## start Dataset rows

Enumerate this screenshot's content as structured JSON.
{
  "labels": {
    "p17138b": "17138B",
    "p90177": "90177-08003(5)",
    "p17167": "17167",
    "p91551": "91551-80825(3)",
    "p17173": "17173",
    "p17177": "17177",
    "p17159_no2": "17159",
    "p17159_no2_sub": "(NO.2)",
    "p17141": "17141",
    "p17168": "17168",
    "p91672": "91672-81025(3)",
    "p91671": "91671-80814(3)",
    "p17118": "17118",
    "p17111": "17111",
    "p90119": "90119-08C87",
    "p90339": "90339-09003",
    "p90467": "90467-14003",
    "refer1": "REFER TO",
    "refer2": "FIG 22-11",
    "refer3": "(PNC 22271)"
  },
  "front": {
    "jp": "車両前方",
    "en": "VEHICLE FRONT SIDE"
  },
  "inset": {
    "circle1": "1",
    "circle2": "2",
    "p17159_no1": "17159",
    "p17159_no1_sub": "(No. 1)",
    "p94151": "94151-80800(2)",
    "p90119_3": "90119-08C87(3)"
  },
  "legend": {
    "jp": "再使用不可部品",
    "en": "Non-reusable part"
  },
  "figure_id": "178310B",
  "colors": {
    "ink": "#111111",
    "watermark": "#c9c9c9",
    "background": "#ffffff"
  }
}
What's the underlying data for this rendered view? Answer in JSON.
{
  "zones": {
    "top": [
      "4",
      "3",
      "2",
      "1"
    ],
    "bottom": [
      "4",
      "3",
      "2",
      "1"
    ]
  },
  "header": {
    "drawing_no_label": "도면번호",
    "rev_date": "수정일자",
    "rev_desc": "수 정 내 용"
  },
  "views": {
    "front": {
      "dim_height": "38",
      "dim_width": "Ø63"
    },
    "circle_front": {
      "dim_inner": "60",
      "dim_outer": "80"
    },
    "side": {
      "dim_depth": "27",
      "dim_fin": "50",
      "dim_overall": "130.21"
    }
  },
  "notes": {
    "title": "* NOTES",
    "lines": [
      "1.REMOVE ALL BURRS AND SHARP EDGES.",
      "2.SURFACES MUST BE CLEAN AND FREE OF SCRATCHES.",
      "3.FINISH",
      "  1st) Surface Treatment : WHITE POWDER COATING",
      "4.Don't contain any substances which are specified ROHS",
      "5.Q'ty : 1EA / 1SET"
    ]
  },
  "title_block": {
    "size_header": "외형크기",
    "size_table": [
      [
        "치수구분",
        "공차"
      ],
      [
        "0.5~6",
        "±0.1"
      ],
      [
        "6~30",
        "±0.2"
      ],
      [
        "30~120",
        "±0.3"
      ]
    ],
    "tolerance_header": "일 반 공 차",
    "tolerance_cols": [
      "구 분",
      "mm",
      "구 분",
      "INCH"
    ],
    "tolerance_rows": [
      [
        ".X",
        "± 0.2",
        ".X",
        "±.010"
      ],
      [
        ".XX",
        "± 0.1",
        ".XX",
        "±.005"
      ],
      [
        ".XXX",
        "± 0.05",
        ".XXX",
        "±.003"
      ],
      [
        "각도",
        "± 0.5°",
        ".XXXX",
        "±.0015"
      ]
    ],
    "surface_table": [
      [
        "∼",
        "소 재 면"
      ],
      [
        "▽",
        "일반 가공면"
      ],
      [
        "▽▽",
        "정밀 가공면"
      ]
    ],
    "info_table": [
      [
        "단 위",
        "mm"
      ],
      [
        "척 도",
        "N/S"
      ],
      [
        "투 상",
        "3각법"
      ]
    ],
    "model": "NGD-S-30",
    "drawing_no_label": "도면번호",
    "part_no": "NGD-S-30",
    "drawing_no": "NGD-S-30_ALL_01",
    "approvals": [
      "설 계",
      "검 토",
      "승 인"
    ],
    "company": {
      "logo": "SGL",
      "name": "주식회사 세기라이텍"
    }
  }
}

## end Dataset rows

◆ Description of the task ◆
Recopy the entries above in their entirety, exactly.

◆ Response to this task ◆
Enumerate this screenshot's content as structured JSON.
{
  "labels": {
    "p17138b": "17138B",
    "p90177": "90177-08003(5)",
    "p17167": "17167",
    "p91551": "91551-80825(3)",
    "p17173": "17173",
    "p17177": "17177",
    "p17159_no2": "17159",
    "p17159_no2_sub": "(NO.2)",
    "p17141": "17141",
    "p17168": "17168",
    "p91672": "91672-81025(3)",
    "p91671": "91671-80814(3)",
    "p17118": "17118",
    "p17111": "17111",
    "p90119": "90119-08C87",
    "p90339": "90339-09003",
    "p90467": "90467-14003",
    "refer1": "REFER TO",
    "refer2": "FIG 22-11",
    "refer3": "(PNC 22271)"
  },
  "front": {
    "jp": "車両前方",
    "en": "VEHICLE FRONT SIDE"
  },
  "inset": {
    "circle1": "1",
    "circle2": "2",
    "p17159_no1": "17159",
    "p17159_no1_sub": "(No. 1)",
    "p94151": "94151-80800(2)",
    "p90119_3": "90119-08C87(3)"
  },
  "legend": {
    "jp": "再使用不可部品",
    "en": "Non-reusable part"
  },
  "figure_id": "178310B",
  "colors": {
    "ink": "#111111",
    "watermark": "#c9c9c9",
    "background": "#ffffff"
  }
}
What's the underlying data for this rendered view? Answer in JSON.
{
  "zones": {
    "top": [
      "4",
      "3",
      "2",
      "1"
    ],
    "bottom": [
      "4",
      "3",
      "2",
      "1"
    ]
  },
  "header": {
    "drawing_no_label": "도면번호",
    "rev_date": "수정일자",
    "rev_desc": "수 정 내 용"
  },
  "views": {
    "front": {
      "dim_height": "38",
      "dim_width": "Ø63"
    },
    "circle_front": {
      "dim_inner": "60",
      "dim_outer": "80"
    },
    "side": {
      "dim_depth": "27",
      "dim_fin": "50",
      "dim_overall": "130.21"
    }
  },
  "notes": {
    "title": "* NOTES",
    "lines": [
      "1.REMOVE ALL BURRS AND SHARP EDGES.",
      "2.SURFACES MUST BE CLEAN AND FREE OF SCRATCHES.",
      "3.FINISH",
      "  1st) Surface Treatment : WHITE POWDER COATING",
      "4.Don't contain any substances which are specified ROHS",
      "5.Q'ty : 1EA / 1SET"
    ]
  },
  "title_block": {
    "size_header": "외형크기",
    "size_table": [
      [
        "치수구분",
        "공차"
      ],
      [
        "0.5~6",
        "±0.1"
      ],
      [
        "6~30",
        "±0.2"
      ],
      [
        "30~120",
        "±0.3"
      ]
    ],
    "tolerance_header": "일 반 공 차",
    "tolerance_cols": [
      "구 분",
      "mm",
      "구 분",
      "INCH"
    ],
    "tolerance_rows": [
      [
        ".X",
        "± 0.2",
        ".X",
        "±.010"
      ],
      [
        ".XX",
        "± 0.1",
        ".XX",
        "±.005"
      ],
      [
        ".XXX",
        "± 0.05",
        ".XXX",
        "±.003"
      ],
      [
        "각도",
        "± 0.5°",
        ".XXXX",
        "±.0015"
      ]
    ],
    "surface_table": [
      [
        "∼",
        "소 재 면"
      ],
      [
        "▽",
        "일반 가공면"
      ],
      [
        "▽▽",
        "정밀 가공면"
      ]
    ],
    "info_table": [
      [
        "단 위",
        "mm"
      ],
      [
        "척 도",
        "N/S"
      ],
      [
        "투 상",
        "3각법"
      ]
    ],
    "model": "NGD-S-30",
    "drawing_no_label": "도면번호",
    "part_no": "NGD-S-30",
    "drawing_no": "NGD-S-30_ALL_01",
    "approvals": [
      "설 계",
      "검 토",
      "승 인"
    ],
    "company": {
      "logo": "SGL",
      "name": "주식회사 세기라이텍"
    }
  }
}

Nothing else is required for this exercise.